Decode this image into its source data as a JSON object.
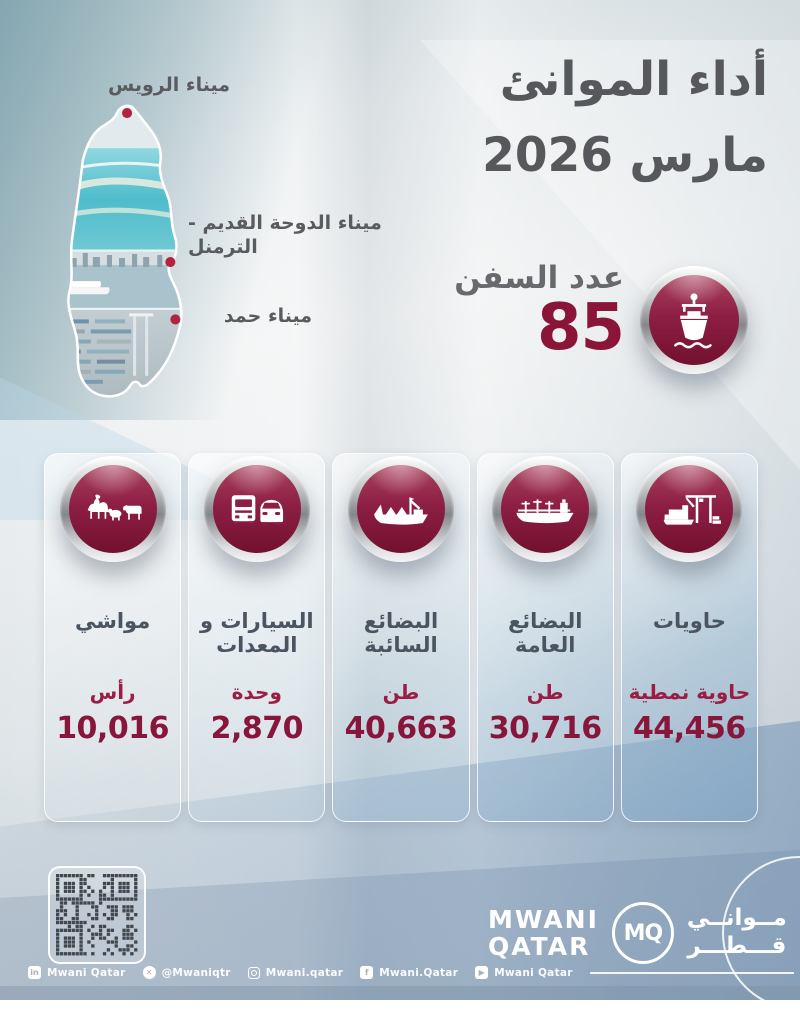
{
  "title": {
    "line1": "أداء الموانئ",
    "line2": "مارس 2026"
  },
  "map": {
    "ports": [
      {
        "name": "ميناء الرويس"
      },
      {
        "name": "ميناء الدوحة القديم - الترمنل"
      },
      {
        "name": "ميناء حمد"
      }
    ]
  },
  "ships": {
    "label": "عدد السفن",
    "value": "85"
  },
  "stats": [
    {
      "id": "containers",
      "label": "حاويات",
      "unit": "حاوية نمطية",
      "value": "44,456"
    },
    {
      "id": "general-cargo",
      "label": "البضائع العامة",
      "unit": "طن",
      "value": "30,716"
    },
    {
      "id": "bulk-cargo",
      "label": "البضائع السائبة",
      "unit": "طن",
      "value": "40,663"
    },
    {
      "id": "vehicles",
      "label": "السيارات و المعدات",
      "unit": "وحدة",
      "value": "2,870"
    },
    {
      "id": "livestock",
      "label": "مواشي",
      "unit": "رأس",
      "value": "10,016"
    }
  ],
  "logo": {
    "en_line1": "MWANI",
    "en_line2": "QATAR",
    "mq": "MQ",
    "ar_line1": "مــوانــي",
    "ar_line2": "قـــطـــر"
  },
  "footer": {
    "social": [
      {
        "icon": "linkedin-icon",
        "label": "Mwani Qatar"
      },
      {
        "icon": "x-icon",
        "label": "@Mwaniqtr"
      },
      {
        "icon": "instagram-icon",
        "label": "Mwani.qatar"
      },
      {
        "icon": "facebook-icon",
        "label": "Mwani.Qatar"
      },
      {
        "icon": "youtube-icon",
        "label": "Mwani Qatar"
      }
    ]
  },
  "colors": {
    "maroon": "#8A1538",
    "maroon_light": "#A63F5D",
    "title_gray": "#56585B",
    "label_slate": "#4A5561",
    "marker_red": "#B12340"
  },
  "chart_data": {
    "type": "table",
    "title": "أداء الموانئ مارس 2026",
    "categories": [
      "عدد السفن",
      "حاويات",
      "البضائع العامة",
      "البضائع السائبة",
      "السيارات و المعدات",
      "مواشي"
    ],
    "units": [
      "",
      "حاوية نمطية",
      "طن",
      "طن",
      "وحدة",
      "رأس"
    ],
    "values": [
      85,
      44456,
      30716,
      40663,
      2870,
      10016
    ],
    "ports": [
      "ميناء الرويس",
      "ميناء الدوحة القديم - الترمنل",
      "ميناء حمد"
    ]
  }
}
★ ★ ★ ★
◆ Task requirements
Locate the string "الترمنل" in the listing above and copy every line where it occurs.

◆ Written response
        "name": "ميناء الدوحة القديم - الترمنل"
      "ميناء الدوحة القديم - الترمنل",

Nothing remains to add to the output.